- EXERCISE -
Extract all records. Keep each one exact.

[Saved entries]
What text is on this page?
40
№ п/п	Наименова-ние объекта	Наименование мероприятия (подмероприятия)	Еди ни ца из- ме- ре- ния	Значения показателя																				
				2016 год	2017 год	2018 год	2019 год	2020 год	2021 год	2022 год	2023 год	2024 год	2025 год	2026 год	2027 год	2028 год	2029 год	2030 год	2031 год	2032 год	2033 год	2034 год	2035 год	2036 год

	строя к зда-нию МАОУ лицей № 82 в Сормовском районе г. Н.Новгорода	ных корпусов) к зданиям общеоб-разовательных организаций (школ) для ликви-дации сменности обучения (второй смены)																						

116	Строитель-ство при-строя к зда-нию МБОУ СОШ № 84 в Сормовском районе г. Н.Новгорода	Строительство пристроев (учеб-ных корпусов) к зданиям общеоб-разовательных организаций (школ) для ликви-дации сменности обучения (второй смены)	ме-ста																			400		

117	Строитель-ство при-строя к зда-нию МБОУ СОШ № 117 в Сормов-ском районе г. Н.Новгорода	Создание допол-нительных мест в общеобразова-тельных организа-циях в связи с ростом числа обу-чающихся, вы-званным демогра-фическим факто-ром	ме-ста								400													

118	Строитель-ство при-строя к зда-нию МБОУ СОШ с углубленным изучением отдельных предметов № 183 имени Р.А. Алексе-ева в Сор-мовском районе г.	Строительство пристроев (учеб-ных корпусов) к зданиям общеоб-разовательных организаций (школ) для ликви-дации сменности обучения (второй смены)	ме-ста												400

- OUTPUT OF THE TASK -
What text is on this page?
40
№ п/п	Наименова-ние объекта	Наименование мероприятия (подмероприятия)	Еди ни ца из- ме- ре- ния	Значения показателя																				
				2016 год	2017 год	2018 год	2019 год	2020 год	2021 год	2022 год	2023 год	2024 год	2025 год	2026 год	2027 год	2028 год	2029 год	2030 год	2031 год	2032 год	2033 год	2034 год	2035 год	2036 год

	строя к зда-нию МАОУ лицей № 82 в Сормовском районе г. Н.Новгорода	ных корпусов) к зданиям общеоб-разовательных организаций (школ) для ликви-дации сменности обучения (второй смены)																						

116	Строитель-ство при-строя к зда-нию МБОУ СОШ № 84 в Сормовском районе г. Н.Новгорода	Строительство пристроев (учеб-ных корпусов) к зданиям общеоб-разовательных организаций (школ) для ликви-дации сменности обучения (второй смены)	ме-ста																			400		

117	Строитель-ство при-строя к зда-нию МБОУ СОШ № 117 в Сормов-ском районе г. Н.Новгорода	Создание допол-нительных мест в общеобразова-тельных организа-циях в связи с ростом числа обу-чающихся, вы-званным демогра-фическим факто-ром	ме-ста								400													

118	Строитель-ство при-строя к зда-нию МБОУ СОШ с углубленным изучением отдельных предметов № 183 имени Р.А. Алексе-ева в Сор-мовском районе г.	Строительство пристроев (учеб-ных корпусов) к зданиям общеоб-разовательных организаций (школ) для ликви-дации сменности обучения (второй смены)	ме-ста												400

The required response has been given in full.